>> BEGIN Record extracts
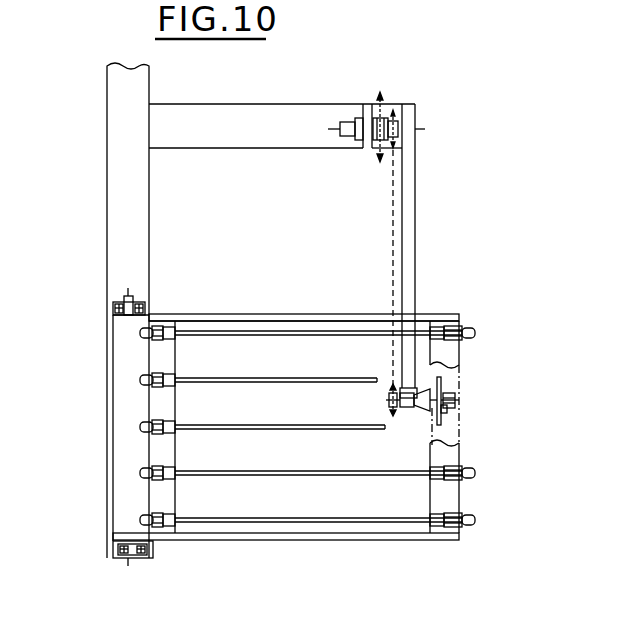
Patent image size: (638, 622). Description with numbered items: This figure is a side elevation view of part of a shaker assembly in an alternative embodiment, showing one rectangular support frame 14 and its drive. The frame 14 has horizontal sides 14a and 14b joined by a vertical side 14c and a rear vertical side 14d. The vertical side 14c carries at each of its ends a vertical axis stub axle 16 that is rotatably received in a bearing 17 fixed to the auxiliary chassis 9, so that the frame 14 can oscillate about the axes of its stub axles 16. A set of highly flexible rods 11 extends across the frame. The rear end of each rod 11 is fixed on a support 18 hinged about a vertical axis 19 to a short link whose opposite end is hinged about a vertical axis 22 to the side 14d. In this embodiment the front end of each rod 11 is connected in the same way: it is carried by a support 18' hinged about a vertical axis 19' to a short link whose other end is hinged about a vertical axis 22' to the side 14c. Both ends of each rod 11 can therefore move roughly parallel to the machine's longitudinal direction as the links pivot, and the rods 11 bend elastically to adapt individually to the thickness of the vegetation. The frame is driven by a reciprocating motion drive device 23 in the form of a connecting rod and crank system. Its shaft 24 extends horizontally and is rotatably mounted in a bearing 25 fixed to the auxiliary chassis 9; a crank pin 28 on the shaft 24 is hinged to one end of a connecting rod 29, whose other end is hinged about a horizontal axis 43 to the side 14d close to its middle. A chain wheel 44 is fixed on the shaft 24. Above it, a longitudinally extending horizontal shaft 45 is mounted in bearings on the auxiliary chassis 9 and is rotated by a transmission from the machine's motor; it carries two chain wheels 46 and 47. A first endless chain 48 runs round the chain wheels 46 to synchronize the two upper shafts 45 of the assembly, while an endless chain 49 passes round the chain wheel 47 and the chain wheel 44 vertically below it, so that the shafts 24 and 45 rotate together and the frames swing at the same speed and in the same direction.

The auxiliary chassis 9 is at (298, 102).
The rod 11 is at (254, 336).
The support frame 14 is at (305, 312).
The horizontal side 14a is at (222, 313).
The horizontal side 14b is at (220, 541).
The vertical side 14c is at (128, 403).
The vertical side 14d is at (446, 454).
The stub axle 16 is at (128, 300).
The bearing 17 is at (122, 318).
The support 18 is at (492, 417).
The support 18' is at (106, 426).
The vertical axis 19 is at (480, 413).
The vertical axis 19' is at (143, 426).
The vertical axis 22 is at (428, 394).
The vertical axis 22' is at (193, 426).
The reciprocating motion drive device 23 is at (523, 428).
The shaft 24 is at (430, 390).
The bearing 25 is at (410, 412).
The crank pin 28 is at (456, 412).
The connecting rod 29 is at (456, 402).
The horizontal axis 43 is at (441, 392).
The chain wheel 44 is at (388, 402).
The shaft 45 is at (420, 124).
The chain wheel 46 is at (382, 106).
The chain wheel 47 is at (396, 118).
The first endless chain 48 is at (378, 162).
The endless chain 49 is at (392, 192).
>> END Record extracts
- [Requirement]: Retype every entry above word for word, leaving out the pictures.

- [Written solution]:
Patent image size: (638, 622). Description with numbered items: This figure is a side elevation view of part of a shaker assembly in an alternative embodiment, showing one rectangular support frame 14 and its drive. The frame 14 has horizontal sides 14a and 14b joined by a vertical side 14c and a rear vertical side 14d. The vertical side 14c carries at each of its ends a vertical axis stub axle 16 that is rotatably received in a bearing 17 fixed to the auxiliary chassis 9, so that the frame 14 can oscillate about the axes of its stub axles 16. A set of highly flexible rods 11 extends across the frame. The rear end of each rod 11 is fixed on a support 18 hinged about a vertical axis 19 to a short link whose opposite end is hinged about a vertical axis 22 to the side 14d. In this embodiment the front end of each rod 11 is connected in the same way: it is carried by a support 18' hinged about a vertical axis 19' to a short link whose other end is hinged about a vertical axis 22' to the side 14c. Both ends of each rod 11 can therefore move roughly parallel to the machine's longitudinal direction as the links pivot, and the rods 11 bend elastically to adapt individually to the thickness of the vegetation. The frame is driven by a reciprocating motion drive device 23 in the form of a connecting rod and crank system. Its shaft 24 extends horizontally and is rotatably mounted in a bearing 25 fixed to the auxiliary chassis 9; a crank pin 28 on the shaft 24 is hinged to one end of a connecting rod 29, whose other end is hinged about a horizontal axis 43 to the side 14d close to its middle. A chain wheel 44 is fixed on the shaft 24. Above it, a longitudinally extending horizontal shaft 45 is mounted in bearings on the auxiliary chassis 9 and is rotated by a transmission from the machine's motor; it carries two chain wheels 46 and 47. A first endless chain 48 runs round the chain wheels 46 to synchronize the two upper shafts 45 of the assembly, while an endless chain 49 passes round the chain wheel 47 and the chain wheel 44 vertically below it, so that the shafts 24 and 45 rotate together and the frames swing at the same speed and in the same direction.

The auxiliary chassis 9 is at (298, 102).
The rod 11 is at (254, 336).
The support frame 14 is at (305, 312).
The horizontal side 14a is at (222, 313).
The horizontal side 14b is at (220, 541).
The vertical side 14c is at (128, 403).
The vertical side 14d is at (446, 454).
The stub axle 16 is at (128, 300).
The bearing 17 is at (122, 318).
The support 18 is at (492, 417).
The support 18' is at (106, 426).
The vertical axis 19 is at (480, 413).
The vertical axis 19' is at (143, 426).
The vertical axis 22 is at (428, 394).
The vertical axis 22' is at (193, 426).
The reciprocating motion drive device 23 is at (523, 428).
The shaft 24 is at (430, 390).
The bearing 25 is at (410, 412).
The crank pin 28 is at (456, 412).
The connecting rod 29 is at (456, 402).
The horizontal axis 43 is at (441, 392).
The chain wheel 44 is at (388, 402).
The shaft 45 is at (420, 124).
The chain wheel 46 is at (382, 106).
The chain wheel 47 is at (396, 118).
The first endless chain 48 is at (378, 162).
The endless chain 49 is at (392, 192).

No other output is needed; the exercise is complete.